TASK INPUTS:
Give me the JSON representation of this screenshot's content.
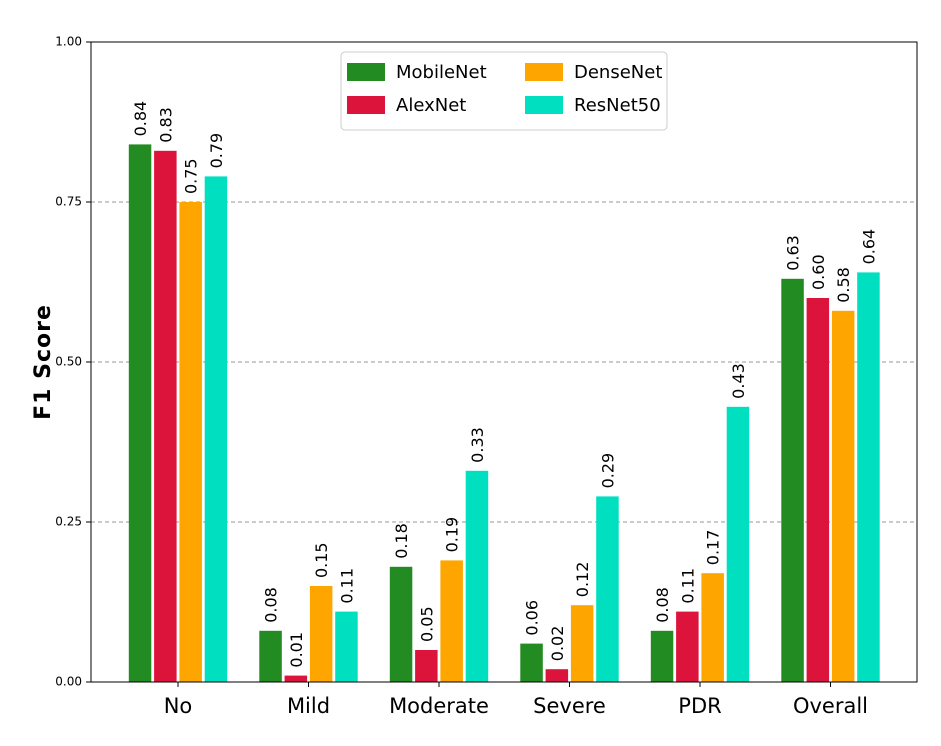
{
  "chart_data": {
    "type": "bar",
    "title": "",
    "xlabel": "",
    "ylabel": "F1 Score",
    "ylim": [
      0,
      1
    ],
    "yticks": [
      "0.00",
      "0.25",
      "0.50",
      "0.75",
      "1.00"
    ],
    "grid": "horizontal dashed",
    "legend_position": "top-center",
    "categories": [
      "No",
      "Mild",
      "Moderate",
      "Severe",
      "PDR",
      "Overall"
    ],
    "series": [
      {
        "name": "MobileNet",
        "color": "#228b22",
        "values": [
          0.84,
          0.08,
          0.18,
          0.06,
          0.08,
          0.63
        ],
        "labels": [
          "0.84",
          "0.08",
          "0.18",
          "0.06",
          "0.08",
          "0.63"
        ]
      },
      {
        "name": "AlexNet",
        "color": "#dc143c",
        "values": [
          0.83,
          0.01,
          0.05,
          0.02,
          0.11,
          0.6
        ],
        "labels": [
          "0.83",
          "0.01",
          "0.05",
          "0.02",
          "0.11",
          "0.60"
        ]
      },
      {
        "name": "DenseNet",
        "color": "#ffa500",
        "values": [
          0.75,
          0.15,
          0.19,
          0.12,
          0.17,
          0.58
        ],
        "labels": [
          "0.75",
          "0.15",
          "0.19",
          "0.12",
          "0.17",
          "0.58"
        ]
      },
      {
        "name": "ResNet50",
        "color": "#00e0c0",
        "values": [
          0.79,
          0.11,
          0.33,
          0.29,
          0.43,
          0.64
        ],
        "labels": [
          "0.79",
          "0.11",
          "0.33",
          "0.29",
          "0.43",
          "0.64"
        ]
      }
    ]
  }
}
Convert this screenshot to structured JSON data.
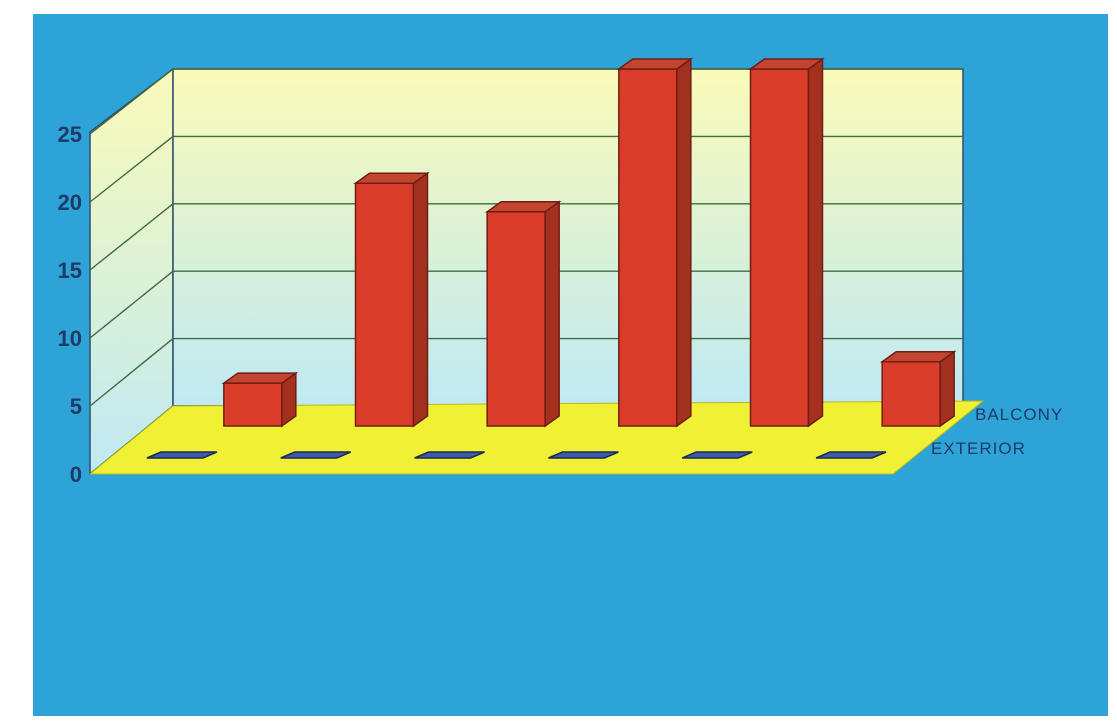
{
  "colors": {
    "background": "#2ea3d8",
    "wall_top": "#fafab8",
    "wall_bottom": "#bfe9f4",
    "floor": "#f0f035",
    "series_front": "#d93d2a",
    "series_side": "#a4301f",
    "series_top": "#c4452f",
    "series_back": "#3f5aa6",
    "gridline": "#3f6b3f"
  },
  "chart_data": {
    "type": "bar",
    "subtype": "3d-clustered-bar",
    "title": "",
    "xlabel": "",
    "ylabel": "",
    "ylim": [
      0,
      25
    ],
    "yticks": [
      "0",
      "5",
      "10",
      "15",
      "20",
      "25"
    ],
    "grid": true,
    "legend_position": "right",
    "categories": [
      "",
      "",
      "",
      "",
      "",
      ""
    ],
    "series": [
      {
        "name": "BALCONY",
        "values": [
          3,
          17,
          15,
          25,
          25,
          4.5
        ]
      },
      {
        "name": "EXTERIOR",
        "values": [
          0.3,
          0.3,
          0.3,
          0.3,
          0.3,
          0.3
        ]
      }
    ]
  }
}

YOUR OBJECTIVE: Show each line of the data that contains the string "this".

SOLUTION TO THE EXERCISE:
Give me the JSON representation of this screenshot's content.
Convert this screenshot to structured JSON data.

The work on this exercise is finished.